▶ _Problem details_
Identify every line in the records below that contains the word "abuse", and reproduce each one.

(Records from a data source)

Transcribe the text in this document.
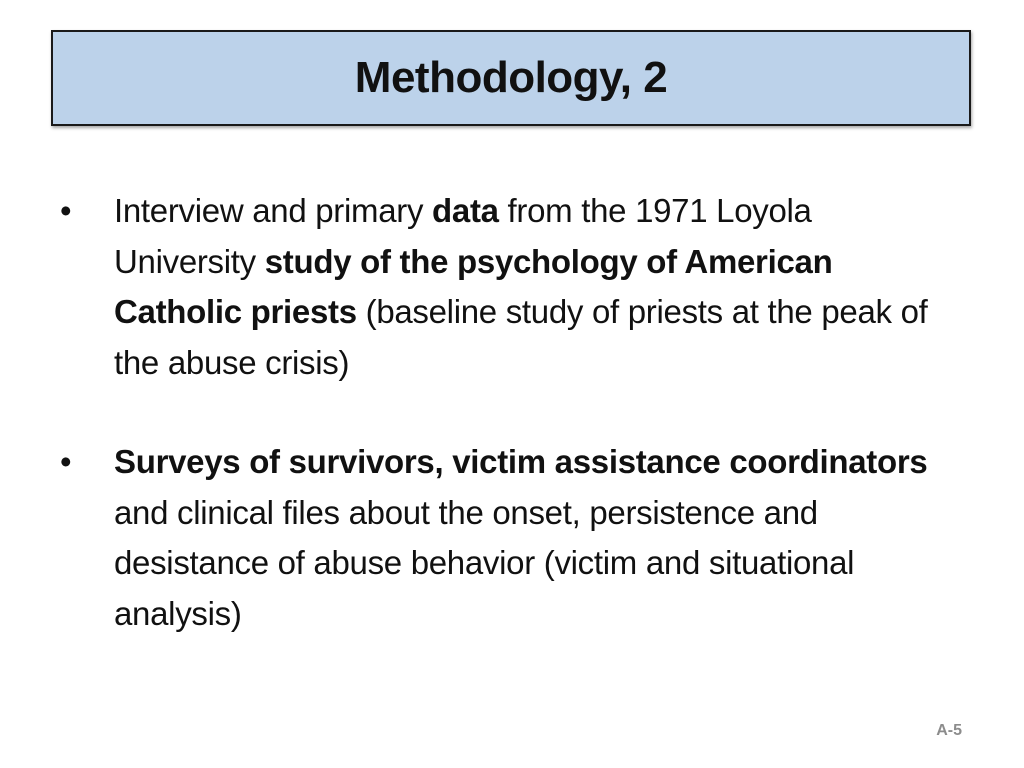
Methodology, 2
• Interview and primary data from the 1971 Loyola University study of the psychology of American Catholic priests (baseline study of priests at the peak of the abuse crisis)
• Surveys of survivors, victim assistance coordinators and clinical files about the onset, persistence and desistance of abuse behavior (victim and situational analysis)
A-5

▶ _Answer to this problem_
• Interview and primary data from the 1971 Loyola University study of the psychology of American Catholic priests (baseline study of priests at the peak of the abuse crisis)
• Surveys of survivors, victim assistance coordinators and clinical files about the onset, persistence and desistance of abuse behavior (victim and situational analysis)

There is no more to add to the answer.